• What the exercise asks: Report every line in the listing that contains the string "label".

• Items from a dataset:
####
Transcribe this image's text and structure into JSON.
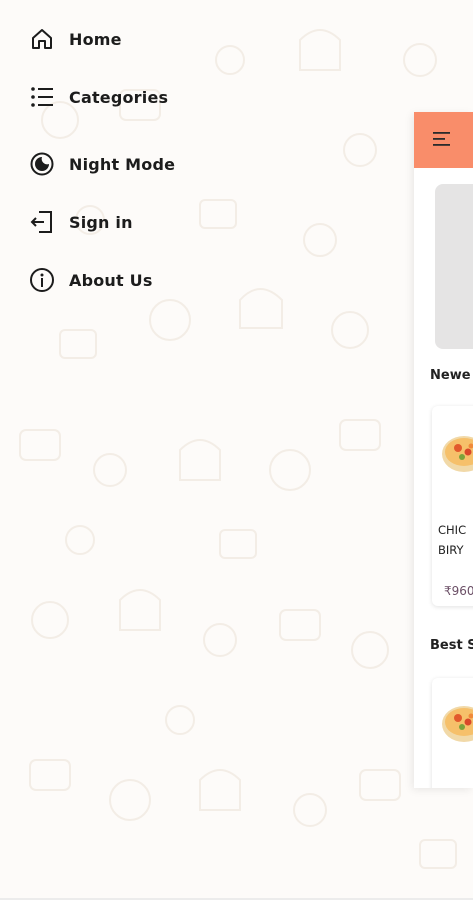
{
  "menu": {
    "items": [
      {
        "label": "Home",
        "icon": "home-icon"
      },
      {
        "label": "Categories",
        "icon": "list-icon"
      },
      {
        "label": "Night Mode",
        "icon": "night-mode-icon"
      },
      {
        "label": "Sign in",
        "icon": "sign-in-icon"
      },
      {
        "label": "About Us",
        "icon": "info-icon"
      }
    ]
  },
  "main": {
    "header_color": "#f98d6a",
    "sections": [
      {
        "title": "Newe"
      },
      {
        "title": "Best S"
      }
    ],
    "product": {
      "name": "CHIC\nBIRY",
      "price": "₹960"
    }
  },
  "colors": {
    "accent": "#f98d6a",
    "price": "#6b4f66"
  }
}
####
• Reply:
        "label": "Home",
        "label": "Categories",
        "label": "Night Mode",
        "label": "Sign in",
        "label": "About Us",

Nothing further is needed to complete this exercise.